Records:
★ ★ ★
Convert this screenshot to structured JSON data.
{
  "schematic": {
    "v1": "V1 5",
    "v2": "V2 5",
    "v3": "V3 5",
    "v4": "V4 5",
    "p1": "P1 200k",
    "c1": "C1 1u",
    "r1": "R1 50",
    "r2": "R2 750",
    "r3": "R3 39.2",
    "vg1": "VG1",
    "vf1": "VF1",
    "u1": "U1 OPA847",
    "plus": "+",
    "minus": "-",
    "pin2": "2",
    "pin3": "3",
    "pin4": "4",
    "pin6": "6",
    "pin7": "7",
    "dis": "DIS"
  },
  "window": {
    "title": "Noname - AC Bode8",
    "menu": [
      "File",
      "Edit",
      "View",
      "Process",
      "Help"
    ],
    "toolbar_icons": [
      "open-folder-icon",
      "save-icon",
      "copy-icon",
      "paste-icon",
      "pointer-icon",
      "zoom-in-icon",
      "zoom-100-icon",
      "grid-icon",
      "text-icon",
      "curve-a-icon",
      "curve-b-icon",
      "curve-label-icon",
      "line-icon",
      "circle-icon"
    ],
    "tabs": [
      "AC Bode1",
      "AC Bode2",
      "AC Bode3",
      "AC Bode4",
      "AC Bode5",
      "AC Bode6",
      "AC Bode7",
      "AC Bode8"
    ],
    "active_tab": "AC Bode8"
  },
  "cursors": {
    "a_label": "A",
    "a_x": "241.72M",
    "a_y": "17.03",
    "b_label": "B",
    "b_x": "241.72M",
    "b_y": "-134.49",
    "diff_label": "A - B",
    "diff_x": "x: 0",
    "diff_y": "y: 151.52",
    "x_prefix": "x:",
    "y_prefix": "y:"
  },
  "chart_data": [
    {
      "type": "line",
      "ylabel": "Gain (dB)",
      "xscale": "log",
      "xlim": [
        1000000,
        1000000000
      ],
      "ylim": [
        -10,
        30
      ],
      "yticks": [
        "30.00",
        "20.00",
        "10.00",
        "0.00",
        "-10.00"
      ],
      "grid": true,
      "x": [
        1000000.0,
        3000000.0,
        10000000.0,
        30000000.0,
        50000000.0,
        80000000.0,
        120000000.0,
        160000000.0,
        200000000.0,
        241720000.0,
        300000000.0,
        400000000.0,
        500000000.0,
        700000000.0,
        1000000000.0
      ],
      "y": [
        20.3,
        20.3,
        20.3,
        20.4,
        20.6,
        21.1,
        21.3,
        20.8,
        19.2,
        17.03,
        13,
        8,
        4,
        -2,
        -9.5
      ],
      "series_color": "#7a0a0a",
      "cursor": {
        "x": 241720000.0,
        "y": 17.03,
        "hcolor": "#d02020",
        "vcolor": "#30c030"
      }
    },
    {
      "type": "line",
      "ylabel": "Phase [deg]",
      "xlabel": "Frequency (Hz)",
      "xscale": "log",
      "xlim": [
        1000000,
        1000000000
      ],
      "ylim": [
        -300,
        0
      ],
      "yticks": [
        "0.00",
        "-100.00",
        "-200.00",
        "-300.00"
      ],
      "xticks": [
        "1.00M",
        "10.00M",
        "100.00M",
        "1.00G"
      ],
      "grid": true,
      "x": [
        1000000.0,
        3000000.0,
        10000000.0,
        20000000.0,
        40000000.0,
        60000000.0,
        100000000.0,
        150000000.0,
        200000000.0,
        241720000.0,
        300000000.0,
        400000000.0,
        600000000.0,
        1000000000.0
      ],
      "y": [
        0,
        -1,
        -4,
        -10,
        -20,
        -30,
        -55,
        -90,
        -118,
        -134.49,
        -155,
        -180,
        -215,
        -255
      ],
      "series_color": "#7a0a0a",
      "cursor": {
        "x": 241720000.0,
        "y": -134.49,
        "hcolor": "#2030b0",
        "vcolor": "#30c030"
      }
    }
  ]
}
★ ★ ★
- _Set exercise_: Return each line of the records above exactly as it reads.

- _The solution_:
Convert this screenshot to structured JSON data.
{
  "schematic": {
    "v1": "V1 5",
    "v2": "V2 5",
    "v3": "V3 5",
    "v4": "V4 5",
    "p1": "P1 200k",
    "c1": "C1 1u",
    "r1": "R1 50",
    "r2": "R2 750",
    "r3": "R3 39.2",
    "vg1": "VG1",
    "vf1": "VF1",
    "u1": "U1 OPA847",
    "plus": "+",
    "minus": "-",
    "pin2": "2",
    "pin3": "3",
    "pin4": "4",
    "pin6": "6",
    "pin7": "7",
    "dis": "DIS"
  },
  "window": {
    "title": "Noname - AC Bode8",
    "menu": [
      "File",
      "Edit",
      "View",
      "Process",
      "Help"
    ],
    "toolbar_icons": [
      "open-folder-icon",
      "save-icon",
      "copy-icon",
      "paste-icon",
      "pointer-icon",
      "zoom-in-icon",
      "zoom-100-icon",
      "grid-icon",
      "text-icon",
      "curve-a-icon",
      "curve-b-icon",
      "curve-label-icon",
      "line-icon",
      "circle-icon"
    ],
    "tabs": [
      "AC Bode1",
      "AC Bode2",
      "AC Bode3",
      "AC Bode4",
      "AC Bode5",
      "AC Bode6",
      "AC Bode7",
      "AC Bode8"
    ],
    "active_tab": "AC Bode8"
  },
  "cursors": {
    "a_label": "A",
    "a_x": "241.72M",
    "a_y": "17.03",
    "b_label": "B",
    "b_x": "241.72M",
    "b_y": "-134.49",
    "diff_label": "A - B",
    "diff_x": "x: 0",
    "diff_y": "y: 151.52",
    "x_prefix": "x:",
    "y_prefix": "y:"
  },
  "chart_data": [
    {
      "type": "line",
      "ylabel": "Gain (dB)",
      "xscale": "log",
      "xlim": [
        1000000,
        1000000000
      ],
      "ylim": [
        -10,
        30
      ],
      "yticks": [
        "30.00",
        "20.00",
        "10.00",
        "0.00",
        "-10.00"
      ],
      "grid": true,
      "x": [
        1000000.0,
        3000000.0,
        10000000.0,
        30000000.0,
        50000000.0,
        80000000.0,
        120000000.0,
        160000000.0,
        200000000.0,
        241720000.0,
        300000000.0,
        400000000.0,
        500000000.0,
        700000000.0,
        1000000000.0
      ],
      "y": [
        20.3,
        20.3,
        20.3,
        20.4,
        20.6,
        21.1,
        21.3,
        20.8,
        19.2,
        17.03,
        13,
        8,
        4,
        -2,
        -9.5
      ],
      "series_color": "#7a0a0a",
      "cursor": {
        "x": 241720000.0,
        "y": 17.03,
        "hcolor": "#d02020",
        "vcolor": "#30c030"
      }
    },
    {
      "type": "line",
      "ylabel": "Phase [deg]",
      "xlabel": "Frequency (Hz)",
      "xscale": "log",
      "xlim": [
        1000000,
        1000000000
      ],
      "ylim": [
        -300,
        0
      ],
      "yticks": [
        "0.00",
        "-100.00",
        "-200.00",
        "-300.00"
      ],
      "xticks": [
        "1.00M",
        "10.00M",
        "100.00M",
        "1.00G"
      ],
      "grid": true,
      "x": [
        1000000.0,
        3000000.0,
        10000000.0,
        20000000.0,
        40000000.0,
        60000000.0,
        100000000.0,
        150000000.0,
        200000000.0,
        241720000.0,
        300000000.0,
        400000000.0,
        600000000.0,
        1000000000.0
      ],
      "y": [
        0,
        -1,
        -4,
        -10,
        -20,
        -30,
        -55,
        -90,
        -118,
        -134.49,
        -155,
        -180,
        -215,
        -255
      ],
      "series_color": "#7a0a0a",
      "cursor": {
        "x": 241720000.0,
        "y": -134.49,
        "hcolor": "#2030b0",
        "vcolor": "#30c030"
      }
    }
  ]
}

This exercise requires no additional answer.